### PROBLEM DESCRIPTION
Return the records that follow, matching each one exactly.

[Stored items]

====

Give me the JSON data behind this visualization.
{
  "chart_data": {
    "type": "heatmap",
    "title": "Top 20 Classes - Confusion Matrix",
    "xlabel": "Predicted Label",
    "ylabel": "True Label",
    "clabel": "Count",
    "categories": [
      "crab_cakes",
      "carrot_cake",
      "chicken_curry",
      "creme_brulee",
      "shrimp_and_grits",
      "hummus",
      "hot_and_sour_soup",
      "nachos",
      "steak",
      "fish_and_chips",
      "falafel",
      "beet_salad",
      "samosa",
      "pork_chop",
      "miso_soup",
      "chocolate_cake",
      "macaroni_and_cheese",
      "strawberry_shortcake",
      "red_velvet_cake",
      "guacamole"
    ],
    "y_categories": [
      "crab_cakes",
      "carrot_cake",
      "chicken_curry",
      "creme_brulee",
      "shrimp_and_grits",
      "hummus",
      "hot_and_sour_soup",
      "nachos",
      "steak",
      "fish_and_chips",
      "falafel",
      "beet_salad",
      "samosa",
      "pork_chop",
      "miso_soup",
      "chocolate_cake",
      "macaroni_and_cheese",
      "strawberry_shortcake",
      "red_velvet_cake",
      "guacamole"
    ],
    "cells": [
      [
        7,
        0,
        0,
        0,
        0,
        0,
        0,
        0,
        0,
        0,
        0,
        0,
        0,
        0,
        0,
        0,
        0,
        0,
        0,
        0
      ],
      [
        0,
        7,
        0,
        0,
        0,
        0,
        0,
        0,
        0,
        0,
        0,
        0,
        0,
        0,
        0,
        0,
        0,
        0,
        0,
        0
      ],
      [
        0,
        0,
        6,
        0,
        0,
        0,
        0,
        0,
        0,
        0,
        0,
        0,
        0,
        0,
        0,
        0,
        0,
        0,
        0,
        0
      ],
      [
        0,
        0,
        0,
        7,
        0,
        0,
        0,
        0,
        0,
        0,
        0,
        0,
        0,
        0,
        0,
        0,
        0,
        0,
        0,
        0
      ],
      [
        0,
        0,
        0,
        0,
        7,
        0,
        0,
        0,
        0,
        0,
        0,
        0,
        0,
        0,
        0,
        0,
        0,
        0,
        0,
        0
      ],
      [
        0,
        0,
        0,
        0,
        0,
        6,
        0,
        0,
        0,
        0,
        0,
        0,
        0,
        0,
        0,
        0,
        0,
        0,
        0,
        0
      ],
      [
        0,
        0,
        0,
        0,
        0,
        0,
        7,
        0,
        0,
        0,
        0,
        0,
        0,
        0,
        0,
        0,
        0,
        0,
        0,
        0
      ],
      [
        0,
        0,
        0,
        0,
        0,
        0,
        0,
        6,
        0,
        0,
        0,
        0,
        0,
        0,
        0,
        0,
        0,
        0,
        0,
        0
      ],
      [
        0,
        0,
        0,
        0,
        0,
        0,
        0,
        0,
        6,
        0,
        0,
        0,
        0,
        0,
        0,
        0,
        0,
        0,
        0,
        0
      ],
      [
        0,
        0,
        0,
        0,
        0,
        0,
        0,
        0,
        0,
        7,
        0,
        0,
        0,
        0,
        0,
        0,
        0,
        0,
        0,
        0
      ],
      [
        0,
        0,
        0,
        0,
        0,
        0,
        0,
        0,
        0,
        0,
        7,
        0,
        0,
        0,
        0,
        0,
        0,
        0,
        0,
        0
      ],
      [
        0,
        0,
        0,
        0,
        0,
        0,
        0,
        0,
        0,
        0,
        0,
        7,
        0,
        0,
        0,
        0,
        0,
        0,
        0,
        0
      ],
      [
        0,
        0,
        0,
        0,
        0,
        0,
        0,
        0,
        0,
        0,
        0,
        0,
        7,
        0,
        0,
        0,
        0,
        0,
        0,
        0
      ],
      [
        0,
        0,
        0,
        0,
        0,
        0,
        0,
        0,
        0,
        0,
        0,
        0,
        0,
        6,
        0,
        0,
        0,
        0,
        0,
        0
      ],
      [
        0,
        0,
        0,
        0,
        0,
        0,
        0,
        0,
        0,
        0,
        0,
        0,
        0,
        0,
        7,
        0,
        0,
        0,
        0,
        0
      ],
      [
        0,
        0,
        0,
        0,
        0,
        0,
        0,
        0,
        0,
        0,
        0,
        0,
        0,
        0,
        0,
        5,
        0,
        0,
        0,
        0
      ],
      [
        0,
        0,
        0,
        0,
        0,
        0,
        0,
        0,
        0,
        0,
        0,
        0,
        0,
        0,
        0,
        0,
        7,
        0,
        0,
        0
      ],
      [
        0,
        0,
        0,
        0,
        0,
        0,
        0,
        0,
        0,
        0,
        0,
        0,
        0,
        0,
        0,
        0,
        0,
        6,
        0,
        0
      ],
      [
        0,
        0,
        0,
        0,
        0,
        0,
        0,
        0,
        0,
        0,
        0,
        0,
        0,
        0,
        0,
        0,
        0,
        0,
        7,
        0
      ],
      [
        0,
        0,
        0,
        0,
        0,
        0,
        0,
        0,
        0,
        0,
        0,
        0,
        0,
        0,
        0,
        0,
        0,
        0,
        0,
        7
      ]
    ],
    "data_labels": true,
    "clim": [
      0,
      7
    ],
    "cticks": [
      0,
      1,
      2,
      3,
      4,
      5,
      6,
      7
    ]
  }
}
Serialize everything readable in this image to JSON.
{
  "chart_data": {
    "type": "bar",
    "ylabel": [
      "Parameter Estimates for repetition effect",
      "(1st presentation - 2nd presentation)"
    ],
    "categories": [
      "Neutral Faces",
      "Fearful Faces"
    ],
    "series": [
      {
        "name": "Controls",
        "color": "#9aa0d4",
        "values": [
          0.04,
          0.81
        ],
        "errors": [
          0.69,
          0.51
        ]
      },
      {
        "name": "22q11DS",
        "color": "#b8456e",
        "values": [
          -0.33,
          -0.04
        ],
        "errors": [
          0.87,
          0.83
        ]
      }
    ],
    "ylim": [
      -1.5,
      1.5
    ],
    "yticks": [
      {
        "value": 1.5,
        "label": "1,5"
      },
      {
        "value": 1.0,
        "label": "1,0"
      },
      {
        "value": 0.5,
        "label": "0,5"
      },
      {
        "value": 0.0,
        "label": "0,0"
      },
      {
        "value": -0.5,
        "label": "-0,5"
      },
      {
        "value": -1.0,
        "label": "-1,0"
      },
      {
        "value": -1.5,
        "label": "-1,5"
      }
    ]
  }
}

====

### COMPLETE RESPONSE
Give me the JSON data behind this visualization.
{
  "chart_data": {
    "type": "heatmap",
    "title": "Top 20 Classes - Confusion Matrix",
    "xlabel": "Predicted Label",
    "ylabel": "True Label",
    "clabel": "Count",
    "categories": [
      "crab_cakes",
      "carrot_cake",
      "chicken_curry",
      "creme_brulee",
      "shrimp_and_grits",
      "hummus",
      "hot_and_sour_soup",
      "nachos",
      "steak",
      "fish_and_chips",
      "falafel",
      "beet_salad",
      "samosa",
      "pork_chop",
      "miso_soup",
      "chocolate_cake",
      "macaroni_and_cheese",
      "strawberry_shortcake",
      "red_velvet_cake",
      "guacamole"
    ],
    "y_categories": [
      "crab_cakes",
      "carrot_cake",
      "chicken_curry",
      "creme_brulee",
      "shrimp_and_grits",
      "hummus",
      "hot_and_sour_soup",
      "nachos",
      "steak",
      "fish_and_chips",
      "falafel",
      "beet_salad",
      "samosa",
      "pork_chop",
      "miso_soup",
      "chocolate_cake",
      "macaroni_and_cheese",
      "strawberry_shortcake",
      "red_velvet_cake",
      "guacamole"
    ],
    "cells": [
      [
        7,
        0,
        0,
        0,
        0,
        0,
        0,
        0,
        0,
        0,
        0,
        0,
        0,
        0,
        0,
        0,
        0,
        0,
        0,
        0
      ],
      [
        0,
        7,
        0,
        0,
        0,
        0,
        0,
        0,
        0,
        0,
        0,
        0,
        0,
        0,
        0,
        0,
        0,
        0,
        0,
        0
      ],
      [
        0,
        0,
        6,
        0,
        0,
        0,
        0,
        0,
        0,
        0,
        0,
        0,
        0,
        0,
        0,
        0,
        0,
        0,
        0,
        0
      ],
      [
        0,
        0,
        0,
        7,
        0,
        0,
        0,
        0,
        0,
        0,
        0,
        0,
        0,
        0,
        0,
        0,
        0,
        0,
        0,
        0
      ],
      [
        0,
        0,
        0,
        0,
        7,
        0,
        0,
        0,
        0,
        0,
        0,
        0,
        0,
        0,
        0,
        0,
        0,
        0,
        0,
        0
      ],
      [
        0,
        0,
        0,
        0,
        0,
        6,
        0,
        0,
        0,
        0,
        0,
        0,
        0,
        0,
        0,
        0,
        0,
        0,
        0,
        0
      ],
      [
        0,
        0,
        0,
        0,
        0,
        0,
        7,
        0,
        0,
        0,
        0,
        0,
        0,
        0,
        0,
        0,
        0,
        0,
        0,
        0
      ],
      [
        0,
        0,
        0,
        0,
        0,
        0,
        0,
        6,
        0,
        0,
        0,
        0,
        0,
        0,
        0,
        0,
        0,
        0,
        0,
        0
      ],
      [
        0,
        0,
        0,
        0,
        0,
        0,
        0,
        0,
        6,
        0,
        0,
        0,
        0,
        0,
        0,
        0,
        0,
        0,
        0,
        0
      ],
      [
        0,
        0,
        0,
        0,
        0,
        0,
        0,
        0,
        0,
        7,
        0,
        0,
        0,
        0,
        0,
        0,
        0,
        0,
        0,
        0
      ],
      [
        0,
        0,
        0,
        0,
        0,
        0,
        0,
        0,
        0,
        0,
        7,
        0,
        0,
        0,
        0,
        0,
        0,
        0,
        0,
        0
      ],
      [
        0,
        0,
        0,
        0,
        0,
        0,
        0,
        0,
        0,
        0,
        0,
        7,
        0,
        0,
        0,
        0,
        0,
        0,
        0,
        0
      ],
      [
        0,
        0,
        0,
        0,
        0,
        0,
        0,
        0,
        0,
        0,
        0,
        0,
        7,
        0,
        0,
        0,
        0,
        0,
        0,
        0
      ],
      [
        0,
        0,
        0,
        0,
        0,
        0,
        0,
        0,
        0,
        0,
        0,
        0,
        0,
        6,
        0,
        0,
        0,
        0,
        0,
        0
      ],
      [
        0,
        0,
        0,
        0,
        0,
        0,
        0,
        0,
        0,
        0,
        0,
        0,
        0,
        0,
        7,
        0,
        0,
        0,
        0,
        0
      ],
      [
        0,
        0,
        0,
        0,
        0,
        0,
        0,
        0,
        0,
        0,
        0,
        0,
        0,
        0,
        0,
        5,
        0,
        0,
        0,
        0
      ],
      [
        0,
        0,
        0,
        0,
        0,
        0,
        0,
        0,
        0,
        0,
        0,
        0,
        0,
        0,
        0,
        0,
        7,
        0,
        0,
        0
      ],
      [
        0,
        0,
        0,
        0,
        0,
        0,
        0,
        0,
        0,
        0,
        0,
        0,
        0,
        0,
        0,
        0,
        0,
        6,
        0,
        0
      ],
      [
        0,
        0,
        0,
        0,
        0,
        0,
        0,
        0,
        0,
        0,
        0,
        0,
        0,
        0,
        0,
        0,
        0,
        0,
        7,
        0
      ],
      [
        0,
        0,
        0,
        0,
        0,
        0,
        0,
        0,
        0,
        0,
        0,
        0,
        0,
        0,
        0,
        0,
        0,
        0,
        0,
        7
      ]
    ],
    "data_labels": true,
    "clim": [
      0,
      7
    ],
    "cticks": [
      0,
      1,
      2,
      3,
      4,
      5,
      6,
      7
    ]
  }
}
Serialize everything readable in this image to JSON.
{
  "chart_data": {
    "type": "bar",
    "ylabel": [
      "Parameter Estimates for repetition effect",
      "(1st presentation - 2nd presentation)"
    ],
    "categories": [
      "Neutral Faces",
      "Fearful Faces"
    ],
    "series": [
      {
        "name": "Controls",
        "color": "#9aa0d4",
        "values": [
          0.04,
          0.81
        ],
        "errors": [
          0.69,
          0.51
        ]
      },
      {
        "name": "22q11DS",
        "color": "#b8456e",
        "values": [
          -0.33,
          -0.04
        ],
        "errors": [
          0.87,
          0.83
        ]
      }
    ],
    "ylim": [
      -1.5,
      1.5
    ],
    "yticks": [
      {
        "value": 1.5,
        "label": "1,5"
      },
      {
        "value": 1.0,
        "label": "1,0"
      },
      {
        "value": 0.5,
        "label": "0,5"
      },
      {
        "value": 0.0,
        "label": "0,0"
      },
      {
        "value": -0.5,
        "label": "-0,5"
      },
      {
        "value": -1.0,
        "label": "-1,0"
      },
      {
        "value": -1.5,
        "label": "-1,5"
      }
    ]
  }
}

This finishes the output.